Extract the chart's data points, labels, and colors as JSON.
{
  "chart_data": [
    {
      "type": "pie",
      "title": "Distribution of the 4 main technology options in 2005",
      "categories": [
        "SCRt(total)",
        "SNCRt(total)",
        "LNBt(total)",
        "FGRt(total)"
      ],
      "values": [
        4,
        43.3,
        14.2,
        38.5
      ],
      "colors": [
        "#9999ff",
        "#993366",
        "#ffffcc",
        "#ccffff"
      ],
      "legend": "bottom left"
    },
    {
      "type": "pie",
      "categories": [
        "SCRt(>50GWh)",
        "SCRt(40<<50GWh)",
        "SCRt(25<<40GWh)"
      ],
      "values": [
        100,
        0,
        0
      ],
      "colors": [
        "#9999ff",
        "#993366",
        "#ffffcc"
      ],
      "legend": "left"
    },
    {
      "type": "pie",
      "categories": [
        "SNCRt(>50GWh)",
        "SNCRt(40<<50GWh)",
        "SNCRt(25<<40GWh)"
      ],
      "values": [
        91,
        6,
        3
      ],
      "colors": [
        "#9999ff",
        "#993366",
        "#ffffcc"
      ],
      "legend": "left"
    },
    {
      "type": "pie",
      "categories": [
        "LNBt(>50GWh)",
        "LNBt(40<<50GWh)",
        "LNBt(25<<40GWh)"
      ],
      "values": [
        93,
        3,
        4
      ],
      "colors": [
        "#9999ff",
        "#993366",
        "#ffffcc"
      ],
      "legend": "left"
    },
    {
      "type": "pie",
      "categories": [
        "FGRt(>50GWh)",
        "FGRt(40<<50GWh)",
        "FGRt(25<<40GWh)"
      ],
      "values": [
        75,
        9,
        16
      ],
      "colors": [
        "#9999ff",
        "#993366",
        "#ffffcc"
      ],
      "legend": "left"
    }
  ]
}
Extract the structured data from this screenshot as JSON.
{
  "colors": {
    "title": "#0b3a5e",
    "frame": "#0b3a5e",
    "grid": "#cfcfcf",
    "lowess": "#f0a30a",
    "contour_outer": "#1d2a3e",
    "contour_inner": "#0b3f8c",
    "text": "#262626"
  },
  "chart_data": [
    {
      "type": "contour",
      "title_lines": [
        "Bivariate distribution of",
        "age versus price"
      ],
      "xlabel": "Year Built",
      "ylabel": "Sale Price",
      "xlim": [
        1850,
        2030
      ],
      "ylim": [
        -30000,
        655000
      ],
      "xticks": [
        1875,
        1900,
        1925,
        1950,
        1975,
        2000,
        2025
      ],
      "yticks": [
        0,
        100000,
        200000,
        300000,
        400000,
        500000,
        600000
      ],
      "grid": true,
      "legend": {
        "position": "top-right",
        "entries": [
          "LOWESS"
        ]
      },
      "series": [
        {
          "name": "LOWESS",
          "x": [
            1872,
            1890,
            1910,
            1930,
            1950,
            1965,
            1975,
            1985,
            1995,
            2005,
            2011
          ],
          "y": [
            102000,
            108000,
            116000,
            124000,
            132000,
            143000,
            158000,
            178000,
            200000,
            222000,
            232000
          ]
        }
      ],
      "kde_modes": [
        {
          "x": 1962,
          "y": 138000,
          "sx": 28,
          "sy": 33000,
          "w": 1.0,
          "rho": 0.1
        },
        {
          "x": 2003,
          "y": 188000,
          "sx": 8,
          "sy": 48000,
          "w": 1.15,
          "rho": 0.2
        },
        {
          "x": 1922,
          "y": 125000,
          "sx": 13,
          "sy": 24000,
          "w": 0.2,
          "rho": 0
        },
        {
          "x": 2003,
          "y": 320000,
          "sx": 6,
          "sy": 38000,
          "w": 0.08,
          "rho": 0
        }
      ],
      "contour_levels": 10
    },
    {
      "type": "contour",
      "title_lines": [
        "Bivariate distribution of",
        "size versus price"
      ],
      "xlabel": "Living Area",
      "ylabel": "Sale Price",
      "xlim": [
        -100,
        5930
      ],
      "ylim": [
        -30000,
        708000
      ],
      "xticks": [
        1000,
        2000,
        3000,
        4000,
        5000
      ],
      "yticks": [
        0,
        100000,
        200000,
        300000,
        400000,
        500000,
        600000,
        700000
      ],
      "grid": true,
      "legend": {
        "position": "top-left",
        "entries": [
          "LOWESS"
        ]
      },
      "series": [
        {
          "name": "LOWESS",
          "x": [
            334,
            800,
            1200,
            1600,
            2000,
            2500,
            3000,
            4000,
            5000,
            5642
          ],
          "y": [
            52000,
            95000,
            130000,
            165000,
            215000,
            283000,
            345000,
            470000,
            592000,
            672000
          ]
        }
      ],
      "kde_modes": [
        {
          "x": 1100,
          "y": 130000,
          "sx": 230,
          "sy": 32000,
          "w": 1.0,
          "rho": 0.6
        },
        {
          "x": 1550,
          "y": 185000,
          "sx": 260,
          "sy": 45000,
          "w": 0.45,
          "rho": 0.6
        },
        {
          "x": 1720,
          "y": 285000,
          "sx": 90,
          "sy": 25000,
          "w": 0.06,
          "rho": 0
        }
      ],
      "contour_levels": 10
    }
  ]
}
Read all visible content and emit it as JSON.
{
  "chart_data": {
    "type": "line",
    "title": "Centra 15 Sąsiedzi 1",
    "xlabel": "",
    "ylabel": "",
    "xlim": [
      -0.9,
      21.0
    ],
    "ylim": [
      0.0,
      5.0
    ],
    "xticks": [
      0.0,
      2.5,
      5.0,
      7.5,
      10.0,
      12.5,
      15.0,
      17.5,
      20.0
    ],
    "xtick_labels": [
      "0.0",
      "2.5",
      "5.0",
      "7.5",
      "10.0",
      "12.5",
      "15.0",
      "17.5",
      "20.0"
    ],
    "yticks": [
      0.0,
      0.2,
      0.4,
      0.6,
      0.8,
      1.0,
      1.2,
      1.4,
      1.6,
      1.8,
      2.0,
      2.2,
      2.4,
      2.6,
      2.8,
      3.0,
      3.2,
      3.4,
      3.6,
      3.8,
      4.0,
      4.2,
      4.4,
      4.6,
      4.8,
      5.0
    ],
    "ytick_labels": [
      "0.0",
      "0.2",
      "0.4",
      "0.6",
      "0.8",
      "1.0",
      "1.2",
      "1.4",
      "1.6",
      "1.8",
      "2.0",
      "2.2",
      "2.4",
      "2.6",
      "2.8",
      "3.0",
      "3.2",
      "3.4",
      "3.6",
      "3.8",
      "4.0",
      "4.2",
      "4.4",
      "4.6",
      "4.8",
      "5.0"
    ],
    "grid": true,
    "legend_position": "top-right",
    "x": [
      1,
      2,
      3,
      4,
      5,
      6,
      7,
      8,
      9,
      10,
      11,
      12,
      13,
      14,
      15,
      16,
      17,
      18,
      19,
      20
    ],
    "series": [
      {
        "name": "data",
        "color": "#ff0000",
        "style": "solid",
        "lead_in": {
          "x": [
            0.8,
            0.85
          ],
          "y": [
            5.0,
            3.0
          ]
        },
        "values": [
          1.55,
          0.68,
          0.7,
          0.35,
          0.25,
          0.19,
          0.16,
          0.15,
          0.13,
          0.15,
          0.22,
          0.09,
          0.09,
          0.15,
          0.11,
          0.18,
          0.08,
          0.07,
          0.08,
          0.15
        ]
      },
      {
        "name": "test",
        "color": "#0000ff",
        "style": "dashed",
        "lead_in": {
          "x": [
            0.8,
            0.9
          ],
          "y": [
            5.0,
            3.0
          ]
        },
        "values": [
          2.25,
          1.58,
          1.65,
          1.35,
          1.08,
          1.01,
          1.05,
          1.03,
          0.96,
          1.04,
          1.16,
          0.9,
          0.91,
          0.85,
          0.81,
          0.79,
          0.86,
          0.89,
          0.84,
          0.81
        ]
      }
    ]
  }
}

• • • • •

### Exercise aim
List every line above containing the word "JSON".

### Worked solution
Extract the chart's data points, labels, and colors as JSON.
Extract the structured data from this screenshot as JSON.
Read all visible content and emit it as JSON.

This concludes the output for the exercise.